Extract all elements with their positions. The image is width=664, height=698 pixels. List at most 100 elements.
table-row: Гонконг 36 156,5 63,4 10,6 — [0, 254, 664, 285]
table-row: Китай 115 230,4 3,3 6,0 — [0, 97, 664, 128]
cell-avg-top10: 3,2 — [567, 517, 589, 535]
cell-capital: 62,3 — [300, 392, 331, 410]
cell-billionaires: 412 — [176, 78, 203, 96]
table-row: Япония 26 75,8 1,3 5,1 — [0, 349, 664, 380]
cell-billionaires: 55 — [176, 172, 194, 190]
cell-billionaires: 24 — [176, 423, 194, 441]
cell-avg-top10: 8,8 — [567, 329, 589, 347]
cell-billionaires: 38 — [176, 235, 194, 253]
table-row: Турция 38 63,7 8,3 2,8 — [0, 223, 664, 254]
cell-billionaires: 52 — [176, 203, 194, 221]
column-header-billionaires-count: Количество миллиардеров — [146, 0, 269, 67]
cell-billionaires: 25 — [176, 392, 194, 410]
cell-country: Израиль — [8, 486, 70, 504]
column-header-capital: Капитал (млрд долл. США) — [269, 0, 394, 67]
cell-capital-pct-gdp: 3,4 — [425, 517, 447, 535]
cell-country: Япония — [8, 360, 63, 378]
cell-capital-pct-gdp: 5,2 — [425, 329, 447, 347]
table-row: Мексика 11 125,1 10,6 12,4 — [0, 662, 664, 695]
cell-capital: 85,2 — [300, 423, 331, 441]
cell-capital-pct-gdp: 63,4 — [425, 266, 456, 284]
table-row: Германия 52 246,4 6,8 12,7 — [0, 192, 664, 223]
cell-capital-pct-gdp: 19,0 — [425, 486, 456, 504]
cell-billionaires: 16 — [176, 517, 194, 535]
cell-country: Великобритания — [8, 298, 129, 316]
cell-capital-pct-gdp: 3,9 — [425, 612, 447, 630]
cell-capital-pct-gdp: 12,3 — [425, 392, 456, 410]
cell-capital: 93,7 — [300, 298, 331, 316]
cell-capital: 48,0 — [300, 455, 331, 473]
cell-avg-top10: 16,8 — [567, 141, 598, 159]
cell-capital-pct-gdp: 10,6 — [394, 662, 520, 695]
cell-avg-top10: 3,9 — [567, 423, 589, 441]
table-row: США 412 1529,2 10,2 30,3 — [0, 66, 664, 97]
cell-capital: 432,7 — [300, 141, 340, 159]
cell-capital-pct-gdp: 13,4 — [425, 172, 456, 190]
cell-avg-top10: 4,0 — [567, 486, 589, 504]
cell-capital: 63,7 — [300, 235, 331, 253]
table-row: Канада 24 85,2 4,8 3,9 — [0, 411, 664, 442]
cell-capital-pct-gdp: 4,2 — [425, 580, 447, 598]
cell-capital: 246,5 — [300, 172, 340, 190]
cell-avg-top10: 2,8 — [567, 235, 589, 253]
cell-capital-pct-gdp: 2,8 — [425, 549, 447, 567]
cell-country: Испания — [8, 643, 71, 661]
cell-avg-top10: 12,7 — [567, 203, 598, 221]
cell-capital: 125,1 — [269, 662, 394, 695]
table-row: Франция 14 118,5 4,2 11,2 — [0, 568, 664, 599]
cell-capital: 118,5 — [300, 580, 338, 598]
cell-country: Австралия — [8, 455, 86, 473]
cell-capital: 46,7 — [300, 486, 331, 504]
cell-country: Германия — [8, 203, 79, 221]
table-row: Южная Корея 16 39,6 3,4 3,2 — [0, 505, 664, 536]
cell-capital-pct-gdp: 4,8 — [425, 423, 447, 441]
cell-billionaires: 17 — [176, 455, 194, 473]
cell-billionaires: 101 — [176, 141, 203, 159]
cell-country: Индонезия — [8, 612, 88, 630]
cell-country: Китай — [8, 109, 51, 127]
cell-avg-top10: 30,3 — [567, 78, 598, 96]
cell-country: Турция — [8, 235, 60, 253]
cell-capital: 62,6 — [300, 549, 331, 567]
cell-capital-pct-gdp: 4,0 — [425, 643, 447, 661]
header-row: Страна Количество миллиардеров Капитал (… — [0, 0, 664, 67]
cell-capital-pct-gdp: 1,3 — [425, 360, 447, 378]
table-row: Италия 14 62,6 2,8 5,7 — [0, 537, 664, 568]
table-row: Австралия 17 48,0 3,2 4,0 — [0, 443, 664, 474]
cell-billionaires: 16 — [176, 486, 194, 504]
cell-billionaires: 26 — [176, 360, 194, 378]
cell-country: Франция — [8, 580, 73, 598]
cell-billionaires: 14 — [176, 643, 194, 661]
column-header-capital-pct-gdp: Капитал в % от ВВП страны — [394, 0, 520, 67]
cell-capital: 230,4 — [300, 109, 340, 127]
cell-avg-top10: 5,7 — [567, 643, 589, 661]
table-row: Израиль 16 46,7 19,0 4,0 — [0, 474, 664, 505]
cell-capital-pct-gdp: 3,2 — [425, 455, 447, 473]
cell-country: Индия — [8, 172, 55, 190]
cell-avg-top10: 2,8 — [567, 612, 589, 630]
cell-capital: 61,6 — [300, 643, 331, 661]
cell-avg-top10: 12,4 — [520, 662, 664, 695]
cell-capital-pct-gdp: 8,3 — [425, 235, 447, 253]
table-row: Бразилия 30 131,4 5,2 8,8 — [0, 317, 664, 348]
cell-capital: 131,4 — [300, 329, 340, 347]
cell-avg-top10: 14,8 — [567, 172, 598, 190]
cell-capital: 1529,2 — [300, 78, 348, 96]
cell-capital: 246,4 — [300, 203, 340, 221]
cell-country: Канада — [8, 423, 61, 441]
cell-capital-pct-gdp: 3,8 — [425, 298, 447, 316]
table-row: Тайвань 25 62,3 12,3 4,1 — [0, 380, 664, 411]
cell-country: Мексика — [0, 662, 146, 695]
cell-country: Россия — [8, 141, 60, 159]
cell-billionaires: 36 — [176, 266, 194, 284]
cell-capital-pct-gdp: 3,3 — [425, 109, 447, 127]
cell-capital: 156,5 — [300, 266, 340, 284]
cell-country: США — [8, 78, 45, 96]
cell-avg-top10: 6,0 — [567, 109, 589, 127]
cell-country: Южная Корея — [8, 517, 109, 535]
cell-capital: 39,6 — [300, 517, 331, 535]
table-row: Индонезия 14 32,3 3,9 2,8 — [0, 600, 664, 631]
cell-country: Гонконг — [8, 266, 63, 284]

════════

**Instructions to follow**: Render every line of the material as a Markdown table with a Row column holding the line's number and a Text column holding the line itself, omitting blank lines.

**Response for this exercise**:
| Row | Text |
|---|---|
| 1 | Extract all elements with their positions. The image is width=664, height=698 pixels. List at most 100 elements. |
| 2 | table-row: Гонконг 36 156,5 63,4 10,6 — [0, 254, 664, 285] |
| 3 | table-row: Китай 115 230,4 3,3 6,0 — [0, 97, 664, 128] |
| 4 | cell-avg-top10: 3,2 — [567, 517, 589, 535] |
| 5 | cell-capital: 62,3 — [300, 392, 331, 410] |
| 6 | cell-billionaires: 412 — [176, 78, 203, 96] |
| 7 | table-row: Япония 26 75,8 1,3 5,1 — [0, 349, 664, 380] |
| 8 | cell-billionaires: 55 — [176, 172, 194, 190] |
| 9 | cell-billionaires: 24 — [176, 423, 194, 441] |
| 10 | cell-avg-top10: 8,8 — [567, 329, 589, 347] |
| 11 | cell-billionaires: 38 — [176, 235, 194, 253] |
| 12 | table-row: Турция 38 63,7 8,3 2,8 — [0, 223, 664, 254] |
| 13 | cell-billionaires: 52 — [176, 203, 194, 221] |
| 14 | column-header-billionaires-count: Количество миллиардеров — [146, 0, 269, 67] |
| 15 | cell-billionaires: 25 — [176, 392, 194, 410] |
| 16 | cell-country: Израиль — [8, 486, 70, 504] |
| 17 | column-header-capital: Капитал (млрд долл. США) — [269, 0, 394, 67] |
| 18 | cell-capital-pct-gdp: 3,4 — [425, 517, 447, 535] |
| 19 | cell-country: Япония — [8, 360, 63, 378] |
| 20 | cell-capital-pct-gdp: 5,2 — [425, 329, 447, 347] |
| 21 | table-row: Мексика 11 125,1 10,6 12,4 — [0, 662, 664, 695] |
| 22 | cell-capital: 85,2 — [300, 423, 331, 441] |
| 23 | cell-capital-pct-gdp: 63,4 — [425, 266, 456, 284] |
| 24 | table-row: Германия 52 246,4 6,8 12,7 — [0, 192, 664, 223] |
| 25 | cell-capital-pct-gdp: 19,0 — [425, 486, 456, 504] |
| 26 | cell-billionaires: 16 — [176, 517, 194, 535] |
| 27 | cell-country: Великобритания — [8, 298, 129, 316] |
| 28 | cell-capital-pct-gdp: 3,9 — [425, 612, 447, 630] |
| 29 | cell-capital-pct-gdp: 12,3 — [425, 392, 456, 410] |
| 30 | cell-capital: 93,7 — [300, 298, 331, 316] |
| 31 | cell-capital: 48,0 — [300, 455, 331, 473] |
| 32 | cell-avg-top10: 16,8 — [567, 141, 598, 159] |
| 33 | cell-capital-pct-gdp: 10,6 — [394, 662, 520, 695] |
| 34 | cell-avg-top10: 3,9 — [567, 423, 589, 441] |
| 35 | table-row: США 412 1529,2 10,2 30,3 — [0, 66, 664, 97] |
| 36 | cell-capital: 432,7 — [300, 141, 340, 159] |
| 37 | cell-capital-pct-gdp: 13,4 — [425, 172, 456, 190] |
| 38 | cell-avg-top10: 4,0 — [567, 486, 589, 504] |
| 39 | cell-capital: 63,7 — [300, 235, 331, 253] |
| 40 | table-row: Канада 24 85,2 4,8 3,9 — [0, 411, 664, 442] |
| 41 | cell-capital-pct-gdp: 4,2 — [425, 580, 447, 598] |
| 42 | cell-capital: 246,5 — [300, 172, 340, 190] |
| 43 | cell-avg-top10: 2,8 — [567, 235, 589, 253] |
| 44 | cell-capital-pct-gdp: 2,8 — [425, 549, 447, 567] |
| 45 | cell-country: Испания — [8, 643, 71, 661] |
| 46 | cell-avg-top10: 12,7 — [567, 203, 598, 221] |
| 47 | cell-capital: 125,1 — [269, 662, 394, 695] |
| 48 | table-row: Франция 14 118,5 4,2 11,2 — [0, 568, 664, 599] |
| 49 | cell-capital: 118,5 — [300, 580, 338, 598] |
| 50 | cell-country: Австралия — [8, 455, 86, 473] |
| 51 | cell-capital: 46,7 — [300, 486, 331, 504] |
| 52 | cell-country: Германия — [8, 203, 79, 221] |
| 53 | table-row: Южная Корея 16 39,6 3,4 3,2 — [0, 505, 664, 536] |
| 54 | cell-capital-pct-gdp: 4,8 — [425, 423, 447, 441] |
| 55 | cell-billionaires: 17 — [176, 455, 194, 473] |
| 56 | cell-billionaires: 101 — [176, 141, 203, 159] |
| 57 | cell-country: Индонезия — [8, 612, 88, 630] |
| 58 | cell-country: Китай — [8, 109, 51, 127] |
| 59 | cell-avg-top10: 30,3 — [567, 78, 598, 96] |
| 60 | cell-country: Турция — [8, 235, 60, 253] |
| 61 | cell-capital: 62,6 — [300, 549, 331, 567] |
| 62 | cell-capital-pct-gdp: 4,0 — [425, 643, 447, 661] |
| 63 | header-row: Страна Количество миллиардеров Капитал (… — [0, 0, 664, 67] |
| 64 | cell-capital-pct-gdp: 1,3 — [425, 360, 447, 378] |
| 65 | table-row: Италия 14 62,6 2,8 5,7 — [0, 537, 664, 568] |
| 66 | table-row: Австралия 17 48,0 3,2 4,0 — [0, 443, 664, 474] |
| 67 | cell-billionaires: 16 — [176, 486, 194, 504] |
| 68 | cell-billionaires: 26 — [176, 360, 194, 378] |
| 69 | cell-country: Франция — [8, 580, 73, 598] |
| 70 | cell-billionaires: 14 — [176, 643, 194, 661] |
| 71 | column-header-capital-pct-gdp: Капитал в % от ВВП страны — [394, 0, 520, 67] |
| 72 | cell-capital: 230,4 — [300, 109, 340, 127] |
| 73 | cell-avg-top10: 5,7 — [567, 643, 589, 661] |
| 74 | table-row: Израиль 16 46,7 19,0 4,0 — [0, 474, 664, 505] |
| 75 | cell-capital-pct-gdp: 3,2 — [425, 455, 447, 473] |
| 76 | cell-country: Индия — [8, 172, 55, 190] |
| 77 | cell-avg-top10: 2,8 — [567, 612, 589, 630] |
| 78 | cell-capital: 61,6 — [300, 643, 331, 661] |
| 79 | cell-avg-top10: 12,4 — [520, 662, 664, 695] |
| 80 | cell-capital-pct-gdp: 8,3 — [425, 235, 447, 253] |
| 81 | table-row: Бразилия 30 131,4 5,2 8,8 — [0, 317, 664, 348] |
| 82 | cell-capital: 131,4 — [300, 329, 340, 347] |
| 83 | cell-avg-top10: 14,8 — [567, 172, 598, 190] |
| 84 | cell-capital: 1529,2 — [300, 78, 348, 96] |
| 85 | cell-capital: 246,4 — [300, 203, 340, 221] |
| 86 | cell-country: Канада — [8, 423, 61, 441] |
| 87 | cell-capital-pct-gdp: 3,8 — [425, 298, 447, 316] |
| 88 | table-row: Тайвань 25 62,3 12,3 4,1 — [0, 380, 664, 411] |
| 89 | cell-country: Мексика — [0, 662, 146, 695] |
| 90 | cell-country: Россия — [8, 141, 60, 159] |
| 91 | cell-billionaires: 36 — [176, 266, 194, 284] |
| 92 | cell-capital-pct-gdp: 3,3 — [425, 109, 447, 127] |
| 93 | cell-capital: 156,5 — [300, 266, 340, 284] |
| 94 | cell-country: США — [8, 78, 45, 96] |
| 95 | cell-avg-top10: 6,0 — [567, 109, 589, 127] |
| 96 | cell-country: Южная Корея — [8, 517, 109, 535] |
| 97 | cell-capital: 39,6 — [300, 517, 331, 535] |
| 98 | table-row: Индонезия 14 32,3 3,9 2,8 — [0, 600, 664, 631] |
| 99 | cell-country: Гонконг — [8, 266, 63, 284] |